** Start **

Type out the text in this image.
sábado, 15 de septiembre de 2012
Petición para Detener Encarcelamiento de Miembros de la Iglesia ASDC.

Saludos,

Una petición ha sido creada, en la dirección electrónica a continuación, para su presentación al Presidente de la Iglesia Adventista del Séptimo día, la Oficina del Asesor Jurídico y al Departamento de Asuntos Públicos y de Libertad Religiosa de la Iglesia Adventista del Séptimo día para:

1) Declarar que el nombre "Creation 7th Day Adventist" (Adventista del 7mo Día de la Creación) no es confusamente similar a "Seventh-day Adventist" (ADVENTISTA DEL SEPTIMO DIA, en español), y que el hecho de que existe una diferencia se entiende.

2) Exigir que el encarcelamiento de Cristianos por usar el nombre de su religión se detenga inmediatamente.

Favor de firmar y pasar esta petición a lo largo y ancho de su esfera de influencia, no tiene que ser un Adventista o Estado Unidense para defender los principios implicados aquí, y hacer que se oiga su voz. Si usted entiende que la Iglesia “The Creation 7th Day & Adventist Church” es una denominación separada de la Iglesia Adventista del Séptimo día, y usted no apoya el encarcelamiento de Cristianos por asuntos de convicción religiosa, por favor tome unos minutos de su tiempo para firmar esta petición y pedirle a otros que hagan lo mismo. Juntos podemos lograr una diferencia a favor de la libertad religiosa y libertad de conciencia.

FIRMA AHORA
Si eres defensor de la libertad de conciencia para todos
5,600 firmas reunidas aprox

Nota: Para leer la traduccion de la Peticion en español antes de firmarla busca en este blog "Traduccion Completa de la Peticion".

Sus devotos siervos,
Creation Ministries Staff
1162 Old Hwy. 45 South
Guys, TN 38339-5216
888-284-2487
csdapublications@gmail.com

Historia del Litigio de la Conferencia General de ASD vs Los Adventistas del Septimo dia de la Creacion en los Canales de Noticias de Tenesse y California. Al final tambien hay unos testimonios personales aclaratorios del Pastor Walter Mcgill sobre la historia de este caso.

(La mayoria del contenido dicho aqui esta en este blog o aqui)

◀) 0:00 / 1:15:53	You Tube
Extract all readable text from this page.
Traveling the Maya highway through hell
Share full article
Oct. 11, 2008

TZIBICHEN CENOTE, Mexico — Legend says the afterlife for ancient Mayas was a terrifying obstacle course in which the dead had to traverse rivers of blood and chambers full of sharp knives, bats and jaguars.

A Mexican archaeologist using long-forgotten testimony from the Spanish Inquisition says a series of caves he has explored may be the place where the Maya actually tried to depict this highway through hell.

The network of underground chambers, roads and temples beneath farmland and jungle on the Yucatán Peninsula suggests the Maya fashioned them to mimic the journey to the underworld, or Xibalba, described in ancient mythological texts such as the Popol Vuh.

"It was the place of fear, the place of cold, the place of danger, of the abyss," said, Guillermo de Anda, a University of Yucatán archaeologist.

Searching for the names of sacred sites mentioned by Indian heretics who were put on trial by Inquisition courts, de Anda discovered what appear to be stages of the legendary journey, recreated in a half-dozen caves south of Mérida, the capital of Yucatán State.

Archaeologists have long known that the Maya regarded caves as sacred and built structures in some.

** End **

**What to produce**
Type the whole listing again, unaltered.

**Response**
Type out the text in this image.
sábado, 15 de septiembre de 2012
Petición para Detener Encarcelamiento de Miembros de la Iglesia ASDC.

Saludos,

Una petición ha sido creada, en la dirección electrónica a continuación, para su presentación al Presidente de la Iglesia Adventista del Séptimo día, la Oficina del Asesor Jurídico y al Departamento de Asuntos Públicos y de Libertad Religiosa de la Iglesia Adventista del Séptimo día para:

1) Declarar que el nombre "Creation 7th Day Adventist" (Adventista del 7mo Día de la Creación) no es confusamente similar a "Seventh-day Adventist" (ADVENTISTA DEL SEPTIMO DIA, en español), y que el hecho de que existe una diferencia se entiende.

2) Exigir que el encarcelamiento de Cristianos por usar el nombre de su religión se detenga inmediatamente.

Favor de firmar y pasar esta petición a lo largo y ancho de su esfera de influencia, no tiene que ser un Adventista o Estado Unidense para defender los principios implicados aquí, y hacer que se oiga su voz. Si usted entiende que la Iglesia “The Creation 7th Day & Adventist Church” es una denominación separada de la Iglesia Adventista del Séptimo día, y usted no apoya el encarcelamiento de Cristianos por asuntos de convicción religiosa, por favor tome unos minutos de su tiempo para firmar esta petición y pedirle a otros que hagan lo mismo. Juntos podemos lograr una diferencia a favor de la libertad religiosa y libertad de conciencia.

FIRMA AHORA
Si eres defensor de la libertad de conciencia para todos
5,600 firmas reunidas aprox

Nota: Para leer la traduccion de la Peticion en español antes de firmarla busca en este blog "Traduccion Completa de la Peticion".

Sus devotos siervos,
Creation Ministries Staff
1162 Old Hwy. 45 South
Guys, TN 38339-5216
888-284-2487
csdapublications@gmail.com

Historia del Litigio de la Conferencia General de ASD vs Los Adventistas del Septimo dia de la Creacion en los Canales de Noticias de Tenesse y California. Al final tambien hay unos testimonios personales aclaratorios del Pastor Walter Mcgill sobre la historia de este caso.

(La mayoria del contenido dicho aqui esta en este blog o aqui)

◀) 0:00 / 1:15:53	You Tube
Extract all readable text from this page.
Traveling the Maya highway through hell
Share full article
Oct. 11, 2008

TZIBICHEN CENOTE, Mexico — Legend says the afterlife for ancient Mayas was a terrifying obstacle course in which the dead had to traverse rivers of blood and chambers full of sharp knives, bats and jaguars.

A Mexican archaeologist using long-forgotten testimony from the Spanish Inquisition says a series of caves he has explored may be the place where the Maya actually tried to depict this highway through hell.

The network of underground chambers, roads and temples beneath farmland and jungle on the Yucatán Peninsula suggests the Maya fashioned them to mimic the journey to the underworld, or Xibalba, described in ancient mythological texts such as the Popol Vuh.

"It was the place of fear, the place of cold, the place of danger, of the abyss," said, Guillermo de Anda, a University of Yucatán archaeologist.

Searching for the names of sacred sites mentioned by Indian heretics who were put on trial by Inquisition courts, de Anda discovered what appear to be stages of the legendary journey, recreated in a half-dozen caves south of Mérida, the capital of Yucatán State.

Archaeologists have long known that the Maya regarded caves as sacred and built structures in some.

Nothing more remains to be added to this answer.